TASK TO COMPLETE: Filter these entries so that only lines with the word "name" remain.

RECORDS PROVIDED:
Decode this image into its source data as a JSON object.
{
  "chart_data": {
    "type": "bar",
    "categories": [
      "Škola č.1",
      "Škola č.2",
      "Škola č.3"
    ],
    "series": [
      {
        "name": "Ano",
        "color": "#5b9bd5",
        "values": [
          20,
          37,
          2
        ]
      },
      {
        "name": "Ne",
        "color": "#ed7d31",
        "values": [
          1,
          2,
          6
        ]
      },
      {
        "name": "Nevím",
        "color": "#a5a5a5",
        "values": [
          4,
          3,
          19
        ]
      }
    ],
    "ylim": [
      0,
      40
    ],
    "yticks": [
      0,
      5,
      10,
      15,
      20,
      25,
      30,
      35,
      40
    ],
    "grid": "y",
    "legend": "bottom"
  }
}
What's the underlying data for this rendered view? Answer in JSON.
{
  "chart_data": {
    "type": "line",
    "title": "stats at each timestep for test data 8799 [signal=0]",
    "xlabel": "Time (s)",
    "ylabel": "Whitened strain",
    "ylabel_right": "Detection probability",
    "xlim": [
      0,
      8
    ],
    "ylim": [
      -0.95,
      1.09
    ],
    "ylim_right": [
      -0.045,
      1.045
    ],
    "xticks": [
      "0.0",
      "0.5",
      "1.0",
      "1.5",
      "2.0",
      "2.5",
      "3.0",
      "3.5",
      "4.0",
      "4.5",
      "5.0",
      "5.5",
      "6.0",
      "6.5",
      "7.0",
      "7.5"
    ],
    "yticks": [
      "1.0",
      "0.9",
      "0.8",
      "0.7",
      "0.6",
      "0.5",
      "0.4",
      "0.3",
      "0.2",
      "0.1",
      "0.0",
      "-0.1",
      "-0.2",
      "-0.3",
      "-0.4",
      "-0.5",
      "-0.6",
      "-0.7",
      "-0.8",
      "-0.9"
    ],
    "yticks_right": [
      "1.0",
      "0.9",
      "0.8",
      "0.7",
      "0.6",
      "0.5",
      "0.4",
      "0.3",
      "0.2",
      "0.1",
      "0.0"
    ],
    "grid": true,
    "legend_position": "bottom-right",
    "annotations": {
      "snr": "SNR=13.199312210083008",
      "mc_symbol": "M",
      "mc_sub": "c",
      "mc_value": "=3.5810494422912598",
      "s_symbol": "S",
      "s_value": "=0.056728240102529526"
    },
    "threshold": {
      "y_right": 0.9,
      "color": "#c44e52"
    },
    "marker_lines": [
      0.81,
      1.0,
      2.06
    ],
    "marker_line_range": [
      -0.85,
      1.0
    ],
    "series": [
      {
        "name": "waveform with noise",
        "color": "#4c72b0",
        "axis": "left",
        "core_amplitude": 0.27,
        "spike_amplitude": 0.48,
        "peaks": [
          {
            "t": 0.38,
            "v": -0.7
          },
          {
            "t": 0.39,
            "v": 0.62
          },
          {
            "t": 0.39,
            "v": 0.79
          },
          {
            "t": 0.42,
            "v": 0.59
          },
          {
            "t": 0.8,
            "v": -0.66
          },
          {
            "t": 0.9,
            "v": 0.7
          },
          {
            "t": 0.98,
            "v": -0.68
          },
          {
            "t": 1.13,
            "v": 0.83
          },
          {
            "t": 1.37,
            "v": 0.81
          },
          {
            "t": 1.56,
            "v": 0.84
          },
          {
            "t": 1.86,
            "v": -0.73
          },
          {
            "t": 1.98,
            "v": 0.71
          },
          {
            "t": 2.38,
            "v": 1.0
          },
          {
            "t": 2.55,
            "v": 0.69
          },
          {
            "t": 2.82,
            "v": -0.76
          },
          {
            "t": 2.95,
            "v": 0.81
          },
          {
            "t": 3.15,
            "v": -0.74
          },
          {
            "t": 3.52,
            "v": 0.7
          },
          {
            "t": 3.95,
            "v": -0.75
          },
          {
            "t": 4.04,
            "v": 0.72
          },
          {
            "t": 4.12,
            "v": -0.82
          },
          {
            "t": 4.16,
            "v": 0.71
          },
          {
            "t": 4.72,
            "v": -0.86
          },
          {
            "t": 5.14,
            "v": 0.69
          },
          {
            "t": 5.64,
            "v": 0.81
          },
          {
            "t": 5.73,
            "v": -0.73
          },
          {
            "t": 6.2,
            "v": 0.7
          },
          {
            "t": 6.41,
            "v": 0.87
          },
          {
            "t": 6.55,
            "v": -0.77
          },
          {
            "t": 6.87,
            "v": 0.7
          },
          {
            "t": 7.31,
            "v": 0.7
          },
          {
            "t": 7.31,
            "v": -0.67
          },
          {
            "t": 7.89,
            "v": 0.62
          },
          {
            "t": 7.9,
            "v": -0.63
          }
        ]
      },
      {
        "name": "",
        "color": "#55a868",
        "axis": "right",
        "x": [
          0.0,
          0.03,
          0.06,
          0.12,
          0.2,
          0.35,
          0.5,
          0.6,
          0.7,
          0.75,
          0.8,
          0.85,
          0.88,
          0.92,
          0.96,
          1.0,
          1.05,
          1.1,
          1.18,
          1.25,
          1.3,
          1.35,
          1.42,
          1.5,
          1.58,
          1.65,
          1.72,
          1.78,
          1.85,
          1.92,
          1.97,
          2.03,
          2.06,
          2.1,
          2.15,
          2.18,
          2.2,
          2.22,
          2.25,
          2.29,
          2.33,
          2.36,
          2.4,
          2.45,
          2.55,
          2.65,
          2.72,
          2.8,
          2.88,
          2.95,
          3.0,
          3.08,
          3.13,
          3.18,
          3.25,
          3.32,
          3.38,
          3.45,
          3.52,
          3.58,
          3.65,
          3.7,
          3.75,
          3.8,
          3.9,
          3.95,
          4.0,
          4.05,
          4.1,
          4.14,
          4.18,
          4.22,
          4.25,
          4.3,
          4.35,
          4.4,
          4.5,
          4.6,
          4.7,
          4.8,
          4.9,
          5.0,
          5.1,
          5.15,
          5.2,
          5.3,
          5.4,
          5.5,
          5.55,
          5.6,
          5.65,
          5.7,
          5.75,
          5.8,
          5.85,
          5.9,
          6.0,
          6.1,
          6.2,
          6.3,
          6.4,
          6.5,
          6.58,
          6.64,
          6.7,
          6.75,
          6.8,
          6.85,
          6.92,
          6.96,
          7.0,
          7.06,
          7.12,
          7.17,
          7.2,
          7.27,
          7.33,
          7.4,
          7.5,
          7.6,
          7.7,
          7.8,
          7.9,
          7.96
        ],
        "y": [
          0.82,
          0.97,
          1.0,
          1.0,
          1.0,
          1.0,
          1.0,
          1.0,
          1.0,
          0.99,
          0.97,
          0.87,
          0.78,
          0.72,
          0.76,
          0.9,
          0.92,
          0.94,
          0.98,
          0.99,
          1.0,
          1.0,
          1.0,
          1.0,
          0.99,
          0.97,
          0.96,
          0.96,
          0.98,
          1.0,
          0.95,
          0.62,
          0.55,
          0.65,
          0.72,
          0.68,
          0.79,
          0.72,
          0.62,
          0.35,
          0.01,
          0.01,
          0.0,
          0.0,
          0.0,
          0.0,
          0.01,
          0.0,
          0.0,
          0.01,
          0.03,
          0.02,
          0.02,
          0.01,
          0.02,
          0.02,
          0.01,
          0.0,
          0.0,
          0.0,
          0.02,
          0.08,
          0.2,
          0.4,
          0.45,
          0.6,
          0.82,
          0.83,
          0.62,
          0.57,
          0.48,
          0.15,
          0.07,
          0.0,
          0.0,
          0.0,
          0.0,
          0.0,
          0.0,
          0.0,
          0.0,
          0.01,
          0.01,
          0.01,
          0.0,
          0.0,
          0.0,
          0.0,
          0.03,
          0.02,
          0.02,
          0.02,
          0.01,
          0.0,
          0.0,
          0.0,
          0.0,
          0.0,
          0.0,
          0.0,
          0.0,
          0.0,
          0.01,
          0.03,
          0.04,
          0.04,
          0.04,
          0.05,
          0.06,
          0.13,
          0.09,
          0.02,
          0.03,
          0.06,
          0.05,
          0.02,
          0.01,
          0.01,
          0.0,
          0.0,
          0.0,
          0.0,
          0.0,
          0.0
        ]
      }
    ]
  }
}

PROBLEM SOLUTION:
        "name": "Ano",
        "name": "Ne",
        "name": "Nevím",
        "name": "waveform with noise",
        "name": "",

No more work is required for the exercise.